__Requirement__: Every entry must be given again exactly.

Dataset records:

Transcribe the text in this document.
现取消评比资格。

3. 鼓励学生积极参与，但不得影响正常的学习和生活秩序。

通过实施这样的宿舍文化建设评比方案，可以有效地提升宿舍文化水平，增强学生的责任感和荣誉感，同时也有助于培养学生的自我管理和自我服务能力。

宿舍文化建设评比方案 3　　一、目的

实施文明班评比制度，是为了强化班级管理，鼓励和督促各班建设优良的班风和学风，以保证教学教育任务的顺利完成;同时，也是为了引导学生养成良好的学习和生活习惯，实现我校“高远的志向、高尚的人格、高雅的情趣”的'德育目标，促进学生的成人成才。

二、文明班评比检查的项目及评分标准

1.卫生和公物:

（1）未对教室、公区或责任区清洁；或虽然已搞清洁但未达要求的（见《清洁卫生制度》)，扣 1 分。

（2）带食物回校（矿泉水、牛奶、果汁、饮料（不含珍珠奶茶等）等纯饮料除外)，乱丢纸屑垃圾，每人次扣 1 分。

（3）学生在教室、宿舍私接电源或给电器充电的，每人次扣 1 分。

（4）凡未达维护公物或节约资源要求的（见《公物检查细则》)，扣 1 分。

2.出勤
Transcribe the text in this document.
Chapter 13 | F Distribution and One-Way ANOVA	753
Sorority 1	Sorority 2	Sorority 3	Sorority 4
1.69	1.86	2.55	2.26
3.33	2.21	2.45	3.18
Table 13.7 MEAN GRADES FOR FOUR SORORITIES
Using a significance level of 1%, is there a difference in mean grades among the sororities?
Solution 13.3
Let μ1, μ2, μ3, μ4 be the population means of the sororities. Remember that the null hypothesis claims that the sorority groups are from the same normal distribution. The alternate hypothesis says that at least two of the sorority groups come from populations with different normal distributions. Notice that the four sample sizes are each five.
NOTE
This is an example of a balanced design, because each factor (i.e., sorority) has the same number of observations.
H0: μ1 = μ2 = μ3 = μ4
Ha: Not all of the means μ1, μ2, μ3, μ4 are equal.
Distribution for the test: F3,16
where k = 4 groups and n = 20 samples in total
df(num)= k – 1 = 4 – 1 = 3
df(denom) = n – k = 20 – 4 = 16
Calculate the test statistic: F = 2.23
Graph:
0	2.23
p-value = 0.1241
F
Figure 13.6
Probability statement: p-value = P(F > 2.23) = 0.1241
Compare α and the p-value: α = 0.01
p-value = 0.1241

__Solution to the exercise__:
Transcribe the text in this document.
现取消评比资格。

3. 鼓励学生积极参与，但不得影响正常的学习和生活秩序。

通过实施这样的宿舍文化建设评比方案，可以有效地提升宿舍文化水平，增强学生的责任感和荣誉感，同时也有助于培养学生的自我管理和自我服务能力。

宿舍文化建设评比方案 3　　一、目的

实施文明班评比制度，是为了强化班级管理，鼓励和督促各班建设优良的班风和学风，以保证教学教育任务的顺利完成;同时，也是为了引导学生养成良好的学习和生活习惯，实现我校“高远的志向、高尚的人格、高雅的情趣”的'德育目标，促进学生的成人成才。

二、文明班评比检查的项目及评分标准

1.卫生和公物:

（1）未对教室、公区或责任区清洁；或虽然已搞清洁但未达要求的（见《清洁卫生制度》)，扣 1 分。

（2）带食物回校（矿泉水、牛奶、果汁、饮料（不含珍珠奶茶等）等纯饮料除外)，乱丢纸屑垃圾，每人次扣 1 分。

（3）学生在教室、宿舍私接电源或给电器充电的，每人次扣 1 分。

（4）凡未达维护公物或节约资源要求的（见《公物检查细则》)，扣 1 分。

2.出勤
Transcribe the text in this document.
Chapter 13 | F Distribution and One-Way ANOVA	753
Sorority 1	Sorority 2	Sorority 3	Sorority 4
1.69	1.86	2.55	2.26
3.33	2.21	2.45	3.18
Table 13.7 MEAN GRADES FOR FOUR SORORITIES
Using a significance level of 1%, is there a difference in mean grades among the sororities?
Solution 13.3
Let μ1, μ2, μ3, μ4 be the population means of the sororities. Remember that the null hypothesis claims that the sorority groups are from the same normal distribution. The alternate hypothesis says that at least two of the sorority groups come from populations with different normal distributions. Notice that the four sample sizes are each five.
NOTE
This is an example of a balanced design, because each factor (i.e., sorority) has the same number of observations.
H0: μ1 = μ2 = μ3 = μ4
Ha: Not all of the means μ1, μ2, μ3, μ4 are equal.
Distribution for the test: F3,16
where k = 4 groups and n = 20 samples in total
df(num)= k – 1 = 4 – 1 = 3
df(denom) = n – k = 20 – 4 = 16
Calculate the test statistic: F = 2.23
Graph:
0	2.23
p-value = 0.1241
F
Figure 13.6
Probability statement: p-value = P(F > 2.23) = 0.1241
Compare α and the p-value: α = 0.01
p-value = 0.1241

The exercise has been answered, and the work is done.